• [EXERCISE BRIEF]
The records below must be retyped exactly.

• [DATA SHOWN]

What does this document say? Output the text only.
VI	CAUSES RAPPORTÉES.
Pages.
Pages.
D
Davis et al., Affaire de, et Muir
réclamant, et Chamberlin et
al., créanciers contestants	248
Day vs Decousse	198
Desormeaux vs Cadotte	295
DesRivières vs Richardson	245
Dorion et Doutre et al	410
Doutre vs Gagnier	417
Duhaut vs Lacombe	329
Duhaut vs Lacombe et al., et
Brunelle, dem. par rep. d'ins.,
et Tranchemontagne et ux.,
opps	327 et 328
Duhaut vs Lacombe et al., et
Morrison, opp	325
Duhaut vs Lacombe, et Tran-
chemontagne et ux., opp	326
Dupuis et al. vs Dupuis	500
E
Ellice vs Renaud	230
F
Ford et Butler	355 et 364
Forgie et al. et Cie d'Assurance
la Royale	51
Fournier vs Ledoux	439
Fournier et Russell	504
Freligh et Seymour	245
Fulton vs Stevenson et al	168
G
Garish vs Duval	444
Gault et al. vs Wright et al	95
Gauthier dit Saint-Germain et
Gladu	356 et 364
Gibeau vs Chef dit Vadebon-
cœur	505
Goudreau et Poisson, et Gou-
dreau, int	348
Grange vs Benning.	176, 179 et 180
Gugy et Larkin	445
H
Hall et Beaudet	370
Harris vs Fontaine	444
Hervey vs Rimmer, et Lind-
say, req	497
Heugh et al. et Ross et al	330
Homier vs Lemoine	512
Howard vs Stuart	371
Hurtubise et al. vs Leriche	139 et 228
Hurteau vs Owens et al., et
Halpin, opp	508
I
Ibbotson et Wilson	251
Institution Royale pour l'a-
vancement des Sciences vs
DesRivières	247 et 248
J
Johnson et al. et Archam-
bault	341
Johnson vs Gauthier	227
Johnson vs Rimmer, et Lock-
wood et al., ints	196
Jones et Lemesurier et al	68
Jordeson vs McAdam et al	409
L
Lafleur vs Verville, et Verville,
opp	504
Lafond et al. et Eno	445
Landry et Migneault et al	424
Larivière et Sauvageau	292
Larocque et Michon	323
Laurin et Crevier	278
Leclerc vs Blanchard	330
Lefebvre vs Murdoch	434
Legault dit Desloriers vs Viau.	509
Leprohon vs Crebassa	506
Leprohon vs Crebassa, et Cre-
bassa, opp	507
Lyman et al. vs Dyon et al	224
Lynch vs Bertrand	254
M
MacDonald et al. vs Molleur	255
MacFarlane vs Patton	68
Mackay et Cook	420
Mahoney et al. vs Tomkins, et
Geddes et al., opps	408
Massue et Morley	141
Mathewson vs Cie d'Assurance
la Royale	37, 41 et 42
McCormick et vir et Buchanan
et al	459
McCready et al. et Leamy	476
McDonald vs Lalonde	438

• [EXERCISE RESULT]
What does this document say? Output the text only.
VI	CAUSES RAPPORTÉES.
Pages.
Pages.
D
Davis et al., Affaire de, et Muir
réclamant, et Chamberlin et
al., créanciers contestants	248
Day vs Decousse	198
Desormeaux vs Cadotte	295
DesRivières vs Richardson	245
Dorion et Doutre et al	410
Doutre vs Gagnier	417
Duhaut vs Lacombe	329
Duhaut vs Lacombe et al., et
Brunelle, dem. par rep. d'ins.,
et Tranchemontagne et ux.,
opps	327 et 328
Duhaut vs Lacombe et al., et
Morrison, opp	325
Duhaut vs Lacombe, et Tran-
chemontagne et ux., opp	326
Dupuis et al. vs Dupuis	500
E
Ellice vs Renaud	230
F
Ford et Butler	355 et 364
Forgie et al. et Cie d'Assurance
la Royale	51
Fournier vs Ledoux	439
Fournier et Russell	504
Freligh et Seymour	245
Fulton vs Stevenson et al	168
G
Garish vs Duval	444
Gault et al. vs Wright et al	95
Gauthier dit Saint-Germain et
Gladu	356 et 364
Gibeau vs Chef dit Vadebon-
cœur	505
Goudreau et Poisson, et Gou-
dreau, int	348
Grange vs Benning.	176, 179 et 180
Gugy et Larkin	445
H
Hall et Beaudet	370
Harris vs Fontaine	444
Hervey vs Rimmer, et Lind-
say, req	497
Heugh et al. et Ross et al	330
Homier vs Lemoine	512
Howard vs Stuart	371
Hurtubise et al. vs Leriche	139 et 228
Hurteau vs Owens et al., et
Halpin, opp	508
I
Ibbotson et Wilson	251
Institution Royale pour l'a-
vancement des Sciences vs
DesRivières	247 et 248
J
Johnson et al. et Archam-
bault	341
Johnson vs Gauthier	227
Johnson vs Rimmer, et Lock-
wood et al., ints	196
Jones et Lemesurier et al	68
Jordeson vs McAdam et al	409
L
Lafleur vs Verville, et Verville,
opp	504
Lafond et al. et Eno	445
Landry et Migneault et al	424
Larivière et Sauvageau	292
Larocque et Michon	323
Laurin et Crevier	278
Leclerc vs Blanchard	330
Lefebvre vs Murdoch	434
Legault dit Desloriers vs Viau.	509
Leprohon vs Crebassa	506
Leprohon vs Crebassa, et Cre-
bassa, opp	507
Lyman et al. vs Dyon et al	224
Lynch vs Bertrand	254
M
MacDonald et al. vs Molleur	255
MacFarlane vs Patton	68
Mackay et Cook	420
Mahoney et al. vs Tomkins, et
Geddes et al., opps	408
Massue et Morley	141
Mathewson vs Cie d'Assurance
la Royale	37, 41 et 42
McCormick et vir et Buchanan
et al	459
McCready et al. et Leamy	476
McDonald vs Lalonde	438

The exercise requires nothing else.